Source excerpt:

A schematic representation of one embodiment of a control system employed in the present invention is shown in FIG. 12. A computer 300 (e.g., a conventional PC) will communicate with programmable logic controller (PLC) 310. While computer 300 directly communicates with cameras 82 and provides instructions to PLC 310, most elements in FIG. 12 are directly controlled by PLC 310. These elements include control of lights 85, saw controller 301 (e.g., the mechanism controlling the position of the saw blades), and switches 307 and 308 which activate longitudinal transport assembly 3 and lateral transport assemblies 90. The PLC may also activate the control valves (e.g., solenoid valves) which supply fluid to the various piston and cylinder assemblies. These include control valve 305 for lift arm cylinder 61, control valves 306 for hold down cylinders 71, control valves 302 for skewing cylinders 47, and control valves 304 for gripper arm cylinders 24. PLC 310 may receive inputs from a manual user interface 303 such as the operator joy stick described below.
In the embodiment suggested in FIG. 12, the orientation of flitch 100 may be controlled by two separate means. One control means would be a “manual” positioning system where an operator views the laser beam lines on flitch 100 (either directly or through an image captured by cameras 82 and projected on a viewing monitor) and then uses a “joy-stick” or other user interface control in order to adjust the orientation of the flitch 100 (via skewing assembly 5) until flitch 100 lies at the desired orientation under the laser beam lines described above. Then hold down rollers 72 will fix flitch 100 against sharp chain 13 and sharp chain 13 will advance flitch 100 to saw station 105 in the desired orientation.
A second control means would be utilization of computer generated orientation instructions derived from image data captured by cameras 82. One example of a software system which generates such orientation instructions is provided under the trademark Infra Red Inline Scanner or IRIS™ by AE Automation Electronics of Mount Maunganui, New Zealand. FIG. 13 suggests a basic set of steps such a software system would employ. After the gripper arms 30 grip and approximately center the flitch 100 over sharp chain 213, cameras 82 will scan their respective sections of flitch 100 (step 110). In step 111, the separate camera images are combined to create a complete image. From the image data, an algorithm is capable of calculating the optimal cutting dimensions which will maximize the amount of usable finished lumber from flitch 100 (step 112) and flitch 100 will be displayed to an operator with the computer generated overlay showing the proposed cutting lines on the image of flitch 100 (step 113). Next, the relevant gripper arm support platforms 4 will be skewed to orient flitch 100 in line with the computer generated cutting solution (step 114). In step 117, the operator will be given the choice of whether to accept the computer generated cutting solution or to employ the manual positioning described above. Steps 115, 116, and 120 represent the operator choosing manual positioning of flitch 100, positioning flitch 100, releasing the gripping assemblies/lowering the hold-down assemblies, and advancing flitch 100 to saw station 105 based on such manual orientation. If the operator accepts the computer generated cutting solution, then flitch 100 will be lowered by lift arms 7, gripped between hold down roller 72 and sharp chain 13, released by the gripper assemblies (step 118) and finally advanced to saw station 105 (step 119).

Records supplied:
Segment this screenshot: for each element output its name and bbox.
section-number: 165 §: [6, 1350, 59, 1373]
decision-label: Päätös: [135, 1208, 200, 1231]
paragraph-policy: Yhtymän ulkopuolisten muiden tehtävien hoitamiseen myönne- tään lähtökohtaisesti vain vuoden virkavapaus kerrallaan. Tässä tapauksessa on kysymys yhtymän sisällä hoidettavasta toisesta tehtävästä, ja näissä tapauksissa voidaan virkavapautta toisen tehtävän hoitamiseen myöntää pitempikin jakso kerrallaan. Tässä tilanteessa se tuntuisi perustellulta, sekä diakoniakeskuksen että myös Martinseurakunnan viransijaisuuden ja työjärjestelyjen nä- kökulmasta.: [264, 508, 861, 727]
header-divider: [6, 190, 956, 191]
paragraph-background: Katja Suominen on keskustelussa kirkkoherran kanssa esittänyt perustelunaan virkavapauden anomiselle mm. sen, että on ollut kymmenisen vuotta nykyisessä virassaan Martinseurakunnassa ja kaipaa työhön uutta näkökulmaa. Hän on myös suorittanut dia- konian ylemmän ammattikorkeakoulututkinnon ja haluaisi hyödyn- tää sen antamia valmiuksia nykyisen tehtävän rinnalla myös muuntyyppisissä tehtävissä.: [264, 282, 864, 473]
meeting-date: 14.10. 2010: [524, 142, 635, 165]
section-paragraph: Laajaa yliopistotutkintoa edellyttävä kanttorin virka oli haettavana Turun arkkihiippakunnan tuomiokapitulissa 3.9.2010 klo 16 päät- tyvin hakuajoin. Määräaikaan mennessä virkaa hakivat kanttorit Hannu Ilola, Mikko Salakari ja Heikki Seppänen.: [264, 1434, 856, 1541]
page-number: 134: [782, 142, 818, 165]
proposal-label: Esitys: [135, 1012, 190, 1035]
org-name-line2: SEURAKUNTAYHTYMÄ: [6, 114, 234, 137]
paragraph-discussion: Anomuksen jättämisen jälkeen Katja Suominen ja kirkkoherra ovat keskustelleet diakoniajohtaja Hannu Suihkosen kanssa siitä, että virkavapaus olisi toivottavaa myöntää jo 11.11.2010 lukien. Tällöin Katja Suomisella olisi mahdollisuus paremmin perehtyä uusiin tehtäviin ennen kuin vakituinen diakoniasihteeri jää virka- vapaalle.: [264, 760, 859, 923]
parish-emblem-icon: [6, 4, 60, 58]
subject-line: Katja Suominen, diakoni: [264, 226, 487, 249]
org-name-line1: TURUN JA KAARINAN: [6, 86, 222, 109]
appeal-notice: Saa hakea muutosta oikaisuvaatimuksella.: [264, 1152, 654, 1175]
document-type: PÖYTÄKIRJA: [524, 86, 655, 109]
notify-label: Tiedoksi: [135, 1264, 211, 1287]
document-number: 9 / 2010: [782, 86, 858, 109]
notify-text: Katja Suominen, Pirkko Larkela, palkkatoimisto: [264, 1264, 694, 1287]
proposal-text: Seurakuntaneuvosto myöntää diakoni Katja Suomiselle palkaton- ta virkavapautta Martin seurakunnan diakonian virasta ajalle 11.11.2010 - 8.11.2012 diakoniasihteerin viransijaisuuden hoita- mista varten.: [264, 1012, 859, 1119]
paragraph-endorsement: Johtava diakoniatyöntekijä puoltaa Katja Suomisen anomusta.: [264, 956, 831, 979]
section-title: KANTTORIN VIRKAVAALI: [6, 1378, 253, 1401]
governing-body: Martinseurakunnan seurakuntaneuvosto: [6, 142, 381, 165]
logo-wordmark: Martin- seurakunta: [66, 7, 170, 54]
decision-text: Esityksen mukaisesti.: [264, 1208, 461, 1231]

Required task A:
Name each control valve that the flitch control passage says the PLC may activate, along with the cylinders it supplies.
Required task B:
Write what comes next in the flitch control passage, starting after its final sentence.
The entries are drawn from a different source than the flitch control passage.

Final answer A:
- Control valve 305: lift arm cylinder 61
- Control valves 306: hold down cylinders 71
- Control valves 302: skewing cylinders 47
- Control valves 304: gripper arm cylinders 24

Final answer B:
FIG. 14 illustrates an alternate embodiment of the present invention, handling apparatus 201. Similar to the previous embodiment, handling apparatus 201 will generally comprises a base frame 202, gripper arm support platforms 204, gripper arms 220, and longitudinal transport assembly 203. Base frame 202 includes at least two longitudinal frame members 210 and a series of lateral frame members 211 positioned between longitudinal frame members 210.
Although the embodiment of longitudinal transport assembly 203 seen in FIG. 14 also includes a sharp chain 213 which runs in a continuous loop, the path of sharp chain 213 differs from the embodiment of FIG. 1. In FIG. 14, sharp chain 213 travels in a circuitous path around the gripper arm support platforms 204. Sharp chain 213 approaches support platforms 204 at a level approximate to the upper rails 223 (explained below), then travel downward extending beneath support platforms 204, and rising again to a level approximate rails 223 as it approaches the next support platform 204. Although hidden from view in sharp chain enclosure 214, it will be understood that a system of chain sprockets guide sharp chain 213 along this circuitous course. As in previous embodiments, sharp chain 213 will be driven by chain sprockets which are positioned within gear box 216. Any conventional source of torque such as motor 215 may power drive sprockets and cause the rotation of sharp chain 213. Also similar to the earlier embodiment, FIG. 17 illustrates how a conventional sawing station 105 will be positioned at the end of longitudinal transport assembly 203.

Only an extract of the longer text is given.